Work required
Identify each line holding the string "瓦努阿图群岛" and copy it.

Records
========

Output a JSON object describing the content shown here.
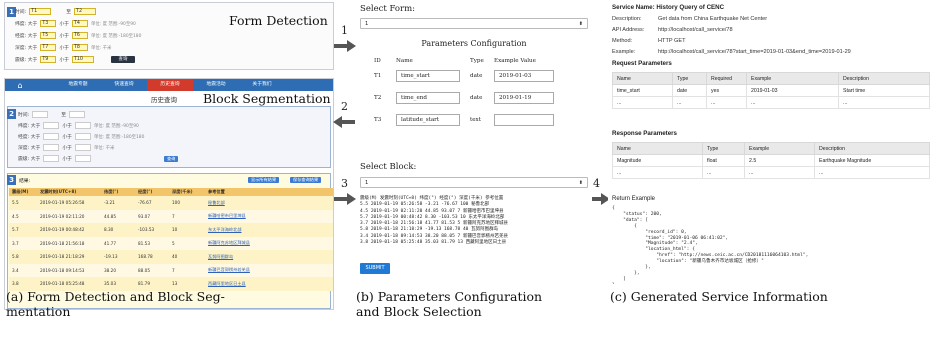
{
  "panel_a_top": {
    "title_overlay": "Form Detection",
    "badge": "1",
    "row1": {
      "label1": "时间:",
      "val1": "T1",
      "sep": "至",
      "val2": "T2"
    },
    "row2": {
      "label": "纬度: 大于",
      "v1": "T3",
      "mid": "小于",
      "v2": "T4",
      "hint": "单位: 度 范围:-90至90"
    },
    "row3": {
      "label": "经度: 大于",
      "v1": "T5",
      "mid": "小于",
      "v2": "T6",
      "hint": "单位: 度 范围:-180至180"
    },
    "row4": {
      "label": "深度: 大于",
      "v1": "T7",
      "mid": "小于",
      "v2": "T8",
      "hint": "单位: 千米"
    },
    "row5": {
      "label": "震级: 大于",
      "v1": "T9",
      "mid": "小于",
      "v2": "T10",
      "button": "查询"
    }
  },
  "panel_a_bot": {
    "nav": [
      "地震专题",
      "快速查询",
      "历史查询",
      "地震活动",
      "关于我们"
    ],
    "nav_active": 2,
    "subtitle": "历史查询",
    "title_overlay": "Block Segmentation",
    "block2": {
      "badge": "2",
      "rows": [
        {
          "label": "时间:",
          "mid": "至",
          "hint": ""
        },
        {
          "label": "纬度: 大于",
          "mid": "小于",
          "hint": "单位: 度 范围:-90至90"
        },
        {
          "label": "经度: 大于",
          "mid": "小于",
          "hint": "单位: 度 范围:-180至180"
        },
        {
          "label": "深度: 大于",
          "mid": "小于",
          "hint": "单位: 千米"
        },
        {
          "label": "震级: 大于",
          "mid": "小于",
          "hint": ""
        }
      ],
      "button": "查询"
    },
    "block3": {
      "badge": "3",
      "label": "结果:",
      "buttons": [
        "显示所有结果",
        "保存查询结果"
      ],
      "columns": [
        "震级(M)",
        "发震时刻(UTC+8)",
        "纬度(°)",
        "经度(°)",
        "深度(千米)",
        "参考位置"
      ],
      "rows": [
        [
          "5.5",
          "2019-01-19 05:26:58",
          "-3.21",
          "-76.67",
          "100",
          "秘鲁北部"
        ],
        [
          "4.5",
          "2019-01-19 02:11:20",
          "44.85",
          "93.07",
          "7",
          "新疆哈密市巴里坤县"
        ],
        [
          "5.7",
          "2019-01-19 00:48:42",
          "8.30",
          "-103.53",
          "10",
          "东太平洋海岭北部"
        ],
        [
          "3.7",
          "2019-01-18 21:56:18",
          "41.77",
          "81.53",
          "5",
          "新疆阿克苏地区拜城县"
        ],
        [
          "5.8",
          "2019-01-18 21:18:29",
          "-19.13",
          "168.78",
          "40",
          "瓦努阿图群岛"
        ],
        [
          "3.4",
          "2019-01-18 09:14:53",
          "38.20",
          "88.05",
          "7",
          "新疆巴音郭楞州若羌县"
        ],
        [
          "3.8",
          "2019-01-18 05:25:48",
          "35.03",
          "81.79",
          "13",
          "西藏阿里地区日土县"
        ]
      ]
    }
  },
  "steps": [
    "1",
    "2",
    "3",
    "4"
  ],
  "panel_b_top": {
    "select_label": "Select Form:",
    "select_value": "1",
    "heading": "Parameters Configuration",
    "columns": [
      "ID",
      "Name",
      "Type",
      "Example Value"
    ],
    "rows": [
      {
        "id": "T1",
        "name": "time_start",
        "type": "date",
        "example": "2019-01-03"
      },
      {
        "id": "T2",
        "name": "time_end",
        "type": "date",
        "example": "2019-01-19"
      },
      {
        "id": "T3",
        "name": "latitude_start",
        "type": "text",
        "example": ""
      }
    ]
  },
  "panel_b_bot": {
    "select_label": "Select Block:",
    "select_value": "1",
    "lines": [
      "震级(M) 发震时刻(UTC+8) 纬度(°) 经度(°) 深度(千米) 参考位置",
      "5.5 2019-01-19 05:26:58 -3.21 -76.67 100 秘鲁北部",
      "4.5 2019-01-19 02:11:20 44.85 93.07 7 新疆哈密市巴里坤县",
      "5.7 2019-01-19 00:48:42 8.30 -103.53 10 东太平洋海岭北部",
      "3.7 2019-01-18 21:56:18 41.77 81.53 5 新疆阿克苏地区拜城县",
      "5.8 2019-01-18 21:18:29 -19.13 168.78 40 瓦努阿图群岛",
      "3.4 2019-01-18 09:14:53 38.20 88.05 7 新疆巴音郭楞州若羌县",
      "3.8 2019-01-18 05:25:48 35.03 81.79 13 西藏阿里地区日土县"
    ],
    "submit": "SUBMIT"
  },
  "panel_c": {
    "service_name": "Service Name: History Query of CENC",
    "info": [
      {
        "k": "Description:",
        "v": "Get data from China Earthquake Net Center"
      },
      {
        "k": "API Address:",
        "v": "http://localhost/call_service/78"
      },
      {
        "k": "Method:",
        "v": "HTTP GET"
      },
      {
        "k": "Example:",
        "v": "http://localhost/call_service/78?start_time=2019-01-03&end_time=2019-01-29"
      }
    ],
    "request_title": "Request Parameters",
    "request_columns": [
      "Name",
      "Type",
      "Required",
      "Example",
      "Description"
    ],
    "request_rows": [
      [
        "time_start",
        "date",
        "yes",
        "2019-01-03",
        "Start time"
      ],
      [
        "...",
        "...",
        "...",
        "...",
        "..."
      ]
    ],
    "response_title": "Response Parameters",
    "response_columns": [
      "Name",
      "Type",
      "Example",
      "Description"
    ],
    "response_rows": [
      [
        "Magnitude",
        "float",
        "2.5",
        "Earthquake Magnitude"
      ],
      [
        "...",
        "...",
        "...",
        "..."
      ]
    ],
    "return_title": "Return Example",
    "return_lines": [
      "{",
      "    \"status\": 200,",
      "    \"data\": [",
      "        {",
      "            \"record_id\": 0,",
      "            \"time\": \"2019-01-06 06:41:02\",",
      "            \"Magnitude\": \"2.4\",",
      "            \"location_html\": {",
      "                \"href\": \"http://news.ceic.ac.cn/CD20181116064103.html\",",
      "                \"location\": \"新疆乌鲁木齐市达坂城区（抢修）\"",
      "            },",
      "        },",
      "    ]",
      "}"
    ]
  },
  "captions": {
    "a_line1": "(a) Form Detection and Block Seg-",
    "a_line2": "mentation",
    "b_line1": "(b) Parameters Configuration",
    "b_line2": "and Block Selection",
    "c_line1": "(c) Generated Service Information"
  }
}
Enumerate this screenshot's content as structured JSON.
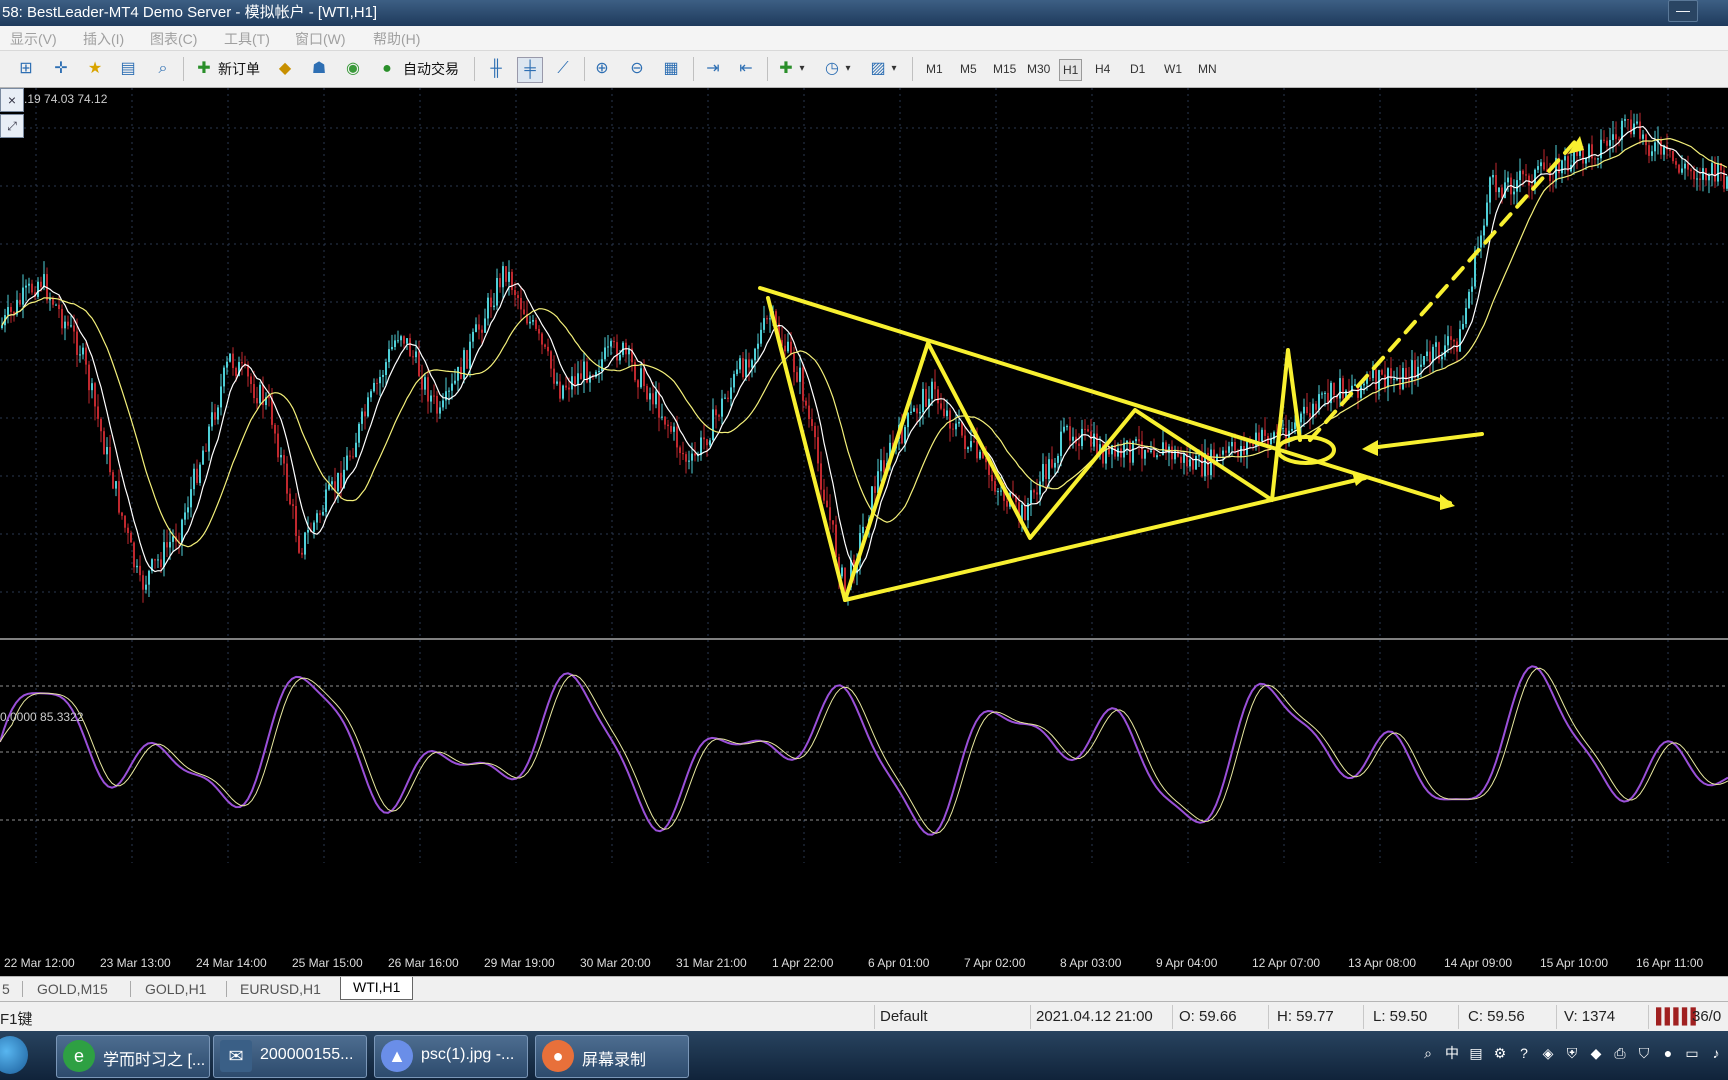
{
  "window": {
    "title": "58: BestLeader-MT4 Demo Server - 模拟帐户 - [WTI,H1]",
    "minimize_label": "—"
  },
  "menu": [
    "显示(V)",
    "插入(I)",
    "图表(C)",
    "工具(T)",
    "窗口(W)",
    "帮助(H)"
  ],
  "toolbar": {
    "new_order_label": "新订单",
    "auto_trade_label": "自动交易",
    "timeframes": [
      "M1",
      "M5",
      "M15",
      "M30",
      "H1",
      "H4",
      "D1",
      "W1",
      "MN"
    ],
    "active_timeframe": "H1"
  },
  "chart": {
    "ohlc_readout": ".19 74.03 74.12",
    "stoch_readout": "0.0000 85.3322",
    "close_icon": "×",
    "maximize_icon": "⤢",
    "x_labels": [
      "22 Mar 12:00",
      "23 Mar 13:00",
      "24 Mar 14:00",
      "25 Mar 15:00",
      "26 Mar 16:00",
      "29 Mar 19:00",
      "30 Mar 20:00",
      "31 Mar 21:00",
      "1 Apr 22:00",
      "6 Apr 01:00",
      "7 Apr 02:00",
      "8 Apr 03:00",
      "9 Apr 04:00",
      "12 Apr 07:00",
      "13 Apr 08:00",
      "14 Apr 09:00",
      "15 Apr 10:00",
      "16 Apr 11:00"
    ],
    "colors": {
      "background": "#000000",
      "grid": "#2a3850",
      "bull_candle": "#4fd0d8",
      "bear_candle": "#c0282e",
      "ma_fast": "#ffffff",
      "ma_slow": "#f4f07a",
      "annotation": "#f8f030",
      "stoch_main": "#9a50d8",
      "stoch_signal": "#e8e8a0"
    }
  },
  "tabs": {
    "items": [
      "5",
      "GOLD,M15",
      "GOLD,H1",
      "EURUSD,H1",
      "WTI,H1"
    ],
    "active": "WTI,H1"
  },
  "status": {
    "help": "F1键",
    "profile": "Default",
    "datetime": "2021.04.12 21:00",
    "open": "O: 59.66",
    "high": "H: 59.77",
    "low": "L: 59.50",
    "close": "C: 59.56",
    "volume": "V: 1374",
    "traffic": "36/0"
  },
  "taskbar": {
    "items": [
      {
        "label": "学而时习之 [...",
        "icon": "e"
      },
      {
        "label": "200000155...",
        "icon": "✉"
      },
      {
        "label": "psc(1).jpg -...",
        "icon": "▲"
      },
      {
        "label": "屏幕录制",
        "icon": "●"
      }
    ],
    "tray_text": "中"
  }
}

========

Full answer
          "瓦努阿图群岛"
      "5.8 2019-01-18 21:18:29 -19.13 168.78 40 瓦努阿图群岛",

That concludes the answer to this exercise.